Below is a listing. Gather each line of it that contains "ylabel".
** Start **
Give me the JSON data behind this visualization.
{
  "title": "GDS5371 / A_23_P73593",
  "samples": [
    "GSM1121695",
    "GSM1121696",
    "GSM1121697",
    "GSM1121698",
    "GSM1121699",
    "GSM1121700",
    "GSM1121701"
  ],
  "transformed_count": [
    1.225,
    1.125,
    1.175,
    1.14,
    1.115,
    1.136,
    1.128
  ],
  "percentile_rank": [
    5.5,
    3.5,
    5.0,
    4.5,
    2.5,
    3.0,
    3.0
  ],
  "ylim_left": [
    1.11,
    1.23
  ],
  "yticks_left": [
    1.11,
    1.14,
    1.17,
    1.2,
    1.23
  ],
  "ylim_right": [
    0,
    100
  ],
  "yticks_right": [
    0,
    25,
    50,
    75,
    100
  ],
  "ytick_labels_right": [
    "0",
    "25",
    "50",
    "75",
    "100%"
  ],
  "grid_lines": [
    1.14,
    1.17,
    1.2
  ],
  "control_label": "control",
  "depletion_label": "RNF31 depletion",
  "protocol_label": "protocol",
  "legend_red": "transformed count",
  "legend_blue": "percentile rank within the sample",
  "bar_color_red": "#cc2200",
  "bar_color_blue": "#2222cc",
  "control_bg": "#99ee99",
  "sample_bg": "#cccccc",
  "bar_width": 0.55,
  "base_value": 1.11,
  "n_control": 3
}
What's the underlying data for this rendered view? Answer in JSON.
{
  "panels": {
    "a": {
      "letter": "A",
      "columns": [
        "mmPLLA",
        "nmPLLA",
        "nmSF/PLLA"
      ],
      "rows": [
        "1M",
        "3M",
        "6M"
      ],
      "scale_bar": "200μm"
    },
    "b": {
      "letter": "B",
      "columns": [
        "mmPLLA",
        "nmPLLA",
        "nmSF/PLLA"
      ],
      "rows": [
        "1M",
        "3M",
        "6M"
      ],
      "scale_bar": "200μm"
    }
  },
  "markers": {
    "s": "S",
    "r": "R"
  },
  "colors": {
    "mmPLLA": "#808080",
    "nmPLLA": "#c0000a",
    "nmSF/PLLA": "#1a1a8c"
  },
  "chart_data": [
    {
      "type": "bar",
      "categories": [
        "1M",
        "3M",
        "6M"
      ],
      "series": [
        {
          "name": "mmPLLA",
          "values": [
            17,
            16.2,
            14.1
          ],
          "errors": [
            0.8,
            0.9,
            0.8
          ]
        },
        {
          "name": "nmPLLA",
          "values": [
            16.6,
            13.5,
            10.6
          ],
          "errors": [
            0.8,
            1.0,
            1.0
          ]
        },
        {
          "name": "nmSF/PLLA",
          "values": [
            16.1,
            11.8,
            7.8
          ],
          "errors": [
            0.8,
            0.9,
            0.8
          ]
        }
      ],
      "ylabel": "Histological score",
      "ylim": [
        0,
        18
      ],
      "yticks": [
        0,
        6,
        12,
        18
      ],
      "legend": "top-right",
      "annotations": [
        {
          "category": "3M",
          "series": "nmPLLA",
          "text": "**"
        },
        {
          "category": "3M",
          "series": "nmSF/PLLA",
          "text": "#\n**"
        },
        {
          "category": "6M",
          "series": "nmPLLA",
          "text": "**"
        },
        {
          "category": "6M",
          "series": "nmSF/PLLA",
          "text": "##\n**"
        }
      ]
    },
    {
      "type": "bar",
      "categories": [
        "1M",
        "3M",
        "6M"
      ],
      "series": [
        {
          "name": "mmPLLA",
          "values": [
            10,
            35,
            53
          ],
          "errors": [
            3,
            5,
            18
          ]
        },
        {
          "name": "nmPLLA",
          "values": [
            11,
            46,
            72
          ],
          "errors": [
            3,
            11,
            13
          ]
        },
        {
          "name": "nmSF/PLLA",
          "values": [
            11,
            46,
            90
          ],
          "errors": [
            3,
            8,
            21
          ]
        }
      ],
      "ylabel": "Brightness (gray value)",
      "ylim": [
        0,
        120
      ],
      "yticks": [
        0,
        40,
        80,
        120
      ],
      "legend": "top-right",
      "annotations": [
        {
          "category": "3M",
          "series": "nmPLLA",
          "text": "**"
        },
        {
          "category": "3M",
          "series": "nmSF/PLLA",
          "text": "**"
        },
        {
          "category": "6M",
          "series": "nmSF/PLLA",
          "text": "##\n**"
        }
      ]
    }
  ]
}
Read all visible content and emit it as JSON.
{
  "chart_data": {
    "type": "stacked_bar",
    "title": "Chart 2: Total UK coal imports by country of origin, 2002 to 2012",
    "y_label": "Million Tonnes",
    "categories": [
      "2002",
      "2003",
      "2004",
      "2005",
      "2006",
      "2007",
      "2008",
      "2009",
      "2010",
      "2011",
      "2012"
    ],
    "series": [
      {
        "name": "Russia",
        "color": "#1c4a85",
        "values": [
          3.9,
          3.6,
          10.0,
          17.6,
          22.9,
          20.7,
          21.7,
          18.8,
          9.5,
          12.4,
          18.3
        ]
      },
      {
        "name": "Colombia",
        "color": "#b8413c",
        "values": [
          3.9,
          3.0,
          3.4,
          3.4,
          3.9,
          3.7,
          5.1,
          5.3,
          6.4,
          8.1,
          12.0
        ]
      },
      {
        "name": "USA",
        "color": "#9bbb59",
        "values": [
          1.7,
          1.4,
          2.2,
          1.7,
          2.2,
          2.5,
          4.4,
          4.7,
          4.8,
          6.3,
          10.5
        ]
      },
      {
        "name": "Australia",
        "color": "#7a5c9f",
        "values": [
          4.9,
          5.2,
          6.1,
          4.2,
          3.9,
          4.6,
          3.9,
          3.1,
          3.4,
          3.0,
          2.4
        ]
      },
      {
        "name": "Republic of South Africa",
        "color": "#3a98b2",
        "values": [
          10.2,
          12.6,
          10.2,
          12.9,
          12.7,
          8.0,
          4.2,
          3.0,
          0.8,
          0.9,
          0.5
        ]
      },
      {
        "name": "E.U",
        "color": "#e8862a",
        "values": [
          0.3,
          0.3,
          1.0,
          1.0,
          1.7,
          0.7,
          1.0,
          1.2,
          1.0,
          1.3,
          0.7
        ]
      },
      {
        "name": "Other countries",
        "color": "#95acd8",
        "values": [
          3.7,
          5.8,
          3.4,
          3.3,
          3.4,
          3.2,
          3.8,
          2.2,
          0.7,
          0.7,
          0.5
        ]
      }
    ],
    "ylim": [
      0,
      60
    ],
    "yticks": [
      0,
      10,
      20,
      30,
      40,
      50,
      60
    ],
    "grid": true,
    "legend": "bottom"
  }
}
** End **
* FINAL ANSWER
      "ylabel": "Histological score",
      "ylabel": "Brightness (gray value)",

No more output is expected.